--- Begin ---

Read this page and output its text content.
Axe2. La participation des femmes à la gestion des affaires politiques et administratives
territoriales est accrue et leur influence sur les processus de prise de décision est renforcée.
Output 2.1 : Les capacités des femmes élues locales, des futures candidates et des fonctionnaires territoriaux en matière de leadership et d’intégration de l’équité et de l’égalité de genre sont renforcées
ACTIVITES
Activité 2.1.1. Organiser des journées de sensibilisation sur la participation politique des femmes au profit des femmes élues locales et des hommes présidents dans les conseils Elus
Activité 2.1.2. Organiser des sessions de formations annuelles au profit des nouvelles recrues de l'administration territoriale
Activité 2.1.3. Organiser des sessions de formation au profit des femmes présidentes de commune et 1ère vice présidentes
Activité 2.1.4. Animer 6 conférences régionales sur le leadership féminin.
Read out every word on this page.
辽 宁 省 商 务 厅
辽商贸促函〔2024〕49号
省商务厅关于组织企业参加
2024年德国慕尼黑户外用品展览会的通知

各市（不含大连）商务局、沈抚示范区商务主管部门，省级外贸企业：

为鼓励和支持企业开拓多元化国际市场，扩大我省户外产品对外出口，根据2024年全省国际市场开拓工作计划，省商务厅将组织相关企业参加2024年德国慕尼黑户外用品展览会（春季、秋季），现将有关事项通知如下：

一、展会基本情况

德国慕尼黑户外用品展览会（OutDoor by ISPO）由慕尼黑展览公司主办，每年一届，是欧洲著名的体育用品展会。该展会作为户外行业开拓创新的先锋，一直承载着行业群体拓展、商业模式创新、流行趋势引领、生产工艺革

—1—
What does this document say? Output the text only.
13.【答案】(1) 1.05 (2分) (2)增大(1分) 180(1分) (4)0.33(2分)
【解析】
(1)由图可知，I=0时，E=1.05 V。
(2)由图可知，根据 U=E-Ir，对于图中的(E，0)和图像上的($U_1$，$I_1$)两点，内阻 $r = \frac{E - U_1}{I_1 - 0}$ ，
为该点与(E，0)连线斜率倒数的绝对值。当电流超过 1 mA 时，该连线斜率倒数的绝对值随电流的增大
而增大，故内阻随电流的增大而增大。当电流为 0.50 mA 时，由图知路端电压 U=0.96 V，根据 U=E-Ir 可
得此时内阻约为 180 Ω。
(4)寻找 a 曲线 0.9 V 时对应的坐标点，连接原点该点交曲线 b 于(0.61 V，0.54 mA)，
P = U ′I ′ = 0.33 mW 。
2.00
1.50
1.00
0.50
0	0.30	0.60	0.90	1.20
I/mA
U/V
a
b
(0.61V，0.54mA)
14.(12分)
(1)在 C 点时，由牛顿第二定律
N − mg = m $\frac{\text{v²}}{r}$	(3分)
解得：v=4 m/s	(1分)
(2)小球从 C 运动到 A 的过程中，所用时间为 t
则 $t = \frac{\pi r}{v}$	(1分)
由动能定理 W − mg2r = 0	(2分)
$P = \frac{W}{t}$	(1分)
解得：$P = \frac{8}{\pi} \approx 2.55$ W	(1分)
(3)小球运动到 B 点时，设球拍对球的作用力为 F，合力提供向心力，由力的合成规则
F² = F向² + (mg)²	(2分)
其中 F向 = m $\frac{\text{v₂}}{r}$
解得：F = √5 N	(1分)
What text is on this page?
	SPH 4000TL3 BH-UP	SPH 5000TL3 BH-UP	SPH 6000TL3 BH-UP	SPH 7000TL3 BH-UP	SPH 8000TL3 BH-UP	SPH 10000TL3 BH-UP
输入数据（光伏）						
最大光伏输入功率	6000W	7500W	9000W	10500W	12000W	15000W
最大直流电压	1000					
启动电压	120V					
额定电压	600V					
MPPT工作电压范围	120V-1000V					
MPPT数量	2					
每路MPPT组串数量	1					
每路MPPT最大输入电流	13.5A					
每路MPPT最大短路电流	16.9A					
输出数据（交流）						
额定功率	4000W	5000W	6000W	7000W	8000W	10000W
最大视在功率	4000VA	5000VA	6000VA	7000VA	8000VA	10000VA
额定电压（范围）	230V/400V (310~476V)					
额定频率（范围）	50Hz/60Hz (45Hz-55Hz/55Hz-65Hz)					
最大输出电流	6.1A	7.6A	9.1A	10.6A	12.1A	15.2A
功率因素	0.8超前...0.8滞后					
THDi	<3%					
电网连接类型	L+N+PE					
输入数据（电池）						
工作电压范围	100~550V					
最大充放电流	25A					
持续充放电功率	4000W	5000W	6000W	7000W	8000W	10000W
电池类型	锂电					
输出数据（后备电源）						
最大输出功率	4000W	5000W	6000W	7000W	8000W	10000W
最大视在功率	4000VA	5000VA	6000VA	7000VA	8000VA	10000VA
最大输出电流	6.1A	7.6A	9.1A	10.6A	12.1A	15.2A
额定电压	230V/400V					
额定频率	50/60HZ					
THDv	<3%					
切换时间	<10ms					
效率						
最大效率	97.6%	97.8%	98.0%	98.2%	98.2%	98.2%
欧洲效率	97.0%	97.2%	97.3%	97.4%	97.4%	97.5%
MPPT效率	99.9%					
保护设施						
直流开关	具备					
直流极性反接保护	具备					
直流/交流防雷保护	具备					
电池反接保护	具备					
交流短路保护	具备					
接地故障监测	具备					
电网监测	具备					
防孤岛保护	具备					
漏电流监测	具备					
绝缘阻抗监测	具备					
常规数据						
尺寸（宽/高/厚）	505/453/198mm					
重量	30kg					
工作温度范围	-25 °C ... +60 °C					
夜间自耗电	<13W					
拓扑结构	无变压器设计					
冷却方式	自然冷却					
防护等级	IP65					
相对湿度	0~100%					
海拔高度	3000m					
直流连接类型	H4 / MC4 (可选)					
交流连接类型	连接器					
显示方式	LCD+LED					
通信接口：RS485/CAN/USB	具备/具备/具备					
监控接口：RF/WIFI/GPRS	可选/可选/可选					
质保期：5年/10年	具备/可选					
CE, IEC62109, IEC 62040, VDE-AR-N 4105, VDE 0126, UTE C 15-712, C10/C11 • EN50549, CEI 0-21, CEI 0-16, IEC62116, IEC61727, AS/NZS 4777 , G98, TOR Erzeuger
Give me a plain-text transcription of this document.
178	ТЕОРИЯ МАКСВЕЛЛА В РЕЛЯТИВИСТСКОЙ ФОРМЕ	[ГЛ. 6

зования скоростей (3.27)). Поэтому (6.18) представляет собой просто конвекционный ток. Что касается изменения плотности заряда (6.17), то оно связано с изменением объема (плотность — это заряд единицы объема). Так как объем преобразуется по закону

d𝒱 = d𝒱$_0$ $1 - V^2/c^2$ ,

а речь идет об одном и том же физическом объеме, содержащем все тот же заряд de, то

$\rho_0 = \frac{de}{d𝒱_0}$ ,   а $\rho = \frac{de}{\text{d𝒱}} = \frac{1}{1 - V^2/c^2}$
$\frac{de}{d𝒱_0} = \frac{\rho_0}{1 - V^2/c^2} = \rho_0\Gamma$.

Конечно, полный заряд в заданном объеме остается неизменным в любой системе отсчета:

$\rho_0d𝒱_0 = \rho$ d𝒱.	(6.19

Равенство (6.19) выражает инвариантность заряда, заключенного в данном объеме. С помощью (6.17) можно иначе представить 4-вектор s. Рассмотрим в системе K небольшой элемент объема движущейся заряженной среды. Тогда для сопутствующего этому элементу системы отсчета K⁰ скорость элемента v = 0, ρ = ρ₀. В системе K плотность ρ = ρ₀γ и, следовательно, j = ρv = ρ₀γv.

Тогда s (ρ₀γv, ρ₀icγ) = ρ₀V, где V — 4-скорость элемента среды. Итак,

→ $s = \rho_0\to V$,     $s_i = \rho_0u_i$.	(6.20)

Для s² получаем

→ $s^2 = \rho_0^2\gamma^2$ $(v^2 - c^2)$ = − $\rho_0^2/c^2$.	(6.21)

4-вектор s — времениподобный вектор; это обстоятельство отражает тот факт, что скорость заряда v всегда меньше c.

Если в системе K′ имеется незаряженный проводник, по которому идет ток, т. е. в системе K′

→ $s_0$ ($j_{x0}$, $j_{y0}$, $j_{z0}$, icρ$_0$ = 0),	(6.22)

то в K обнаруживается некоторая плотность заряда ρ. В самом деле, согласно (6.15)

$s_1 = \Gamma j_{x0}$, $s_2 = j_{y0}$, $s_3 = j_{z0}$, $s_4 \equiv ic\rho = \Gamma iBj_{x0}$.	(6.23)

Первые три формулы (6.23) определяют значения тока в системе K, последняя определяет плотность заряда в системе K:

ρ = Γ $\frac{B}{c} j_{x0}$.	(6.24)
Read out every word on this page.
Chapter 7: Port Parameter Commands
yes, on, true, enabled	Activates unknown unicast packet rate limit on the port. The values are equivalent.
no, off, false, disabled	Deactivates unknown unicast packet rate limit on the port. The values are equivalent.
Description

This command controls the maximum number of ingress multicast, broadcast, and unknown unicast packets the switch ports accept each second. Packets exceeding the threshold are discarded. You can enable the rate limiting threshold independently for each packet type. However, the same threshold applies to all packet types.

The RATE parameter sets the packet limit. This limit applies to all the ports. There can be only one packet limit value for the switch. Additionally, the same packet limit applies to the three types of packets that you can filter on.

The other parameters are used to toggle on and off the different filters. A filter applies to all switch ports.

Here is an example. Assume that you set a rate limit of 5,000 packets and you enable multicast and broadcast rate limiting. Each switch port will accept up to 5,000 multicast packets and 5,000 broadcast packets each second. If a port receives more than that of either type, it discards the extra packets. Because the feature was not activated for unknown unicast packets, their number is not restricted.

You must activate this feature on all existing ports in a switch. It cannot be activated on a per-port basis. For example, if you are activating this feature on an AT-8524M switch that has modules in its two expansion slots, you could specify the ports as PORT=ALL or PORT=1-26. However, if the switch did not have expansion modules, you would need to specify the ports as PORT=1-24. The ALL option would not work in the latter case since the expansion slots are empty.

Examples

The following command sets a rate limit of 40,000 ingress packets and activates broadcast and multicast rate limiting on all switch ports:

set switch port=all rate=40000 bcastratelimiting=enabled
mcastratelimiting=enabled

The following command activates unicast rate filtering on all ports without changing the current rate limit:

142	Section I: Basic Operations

--- End ---

YOUR OBJECTIVE> Gather each line from the entries above that includes the word "only".

RESULT OF THIS EXERCISE>
What does this document say? Output the text only.
The RATE parameter sets the packet limit. This limit applies to all the ports. There can be only one packet limit value for the switch. Additionally, the same packet limit applies to the three types of packets that you can filter on.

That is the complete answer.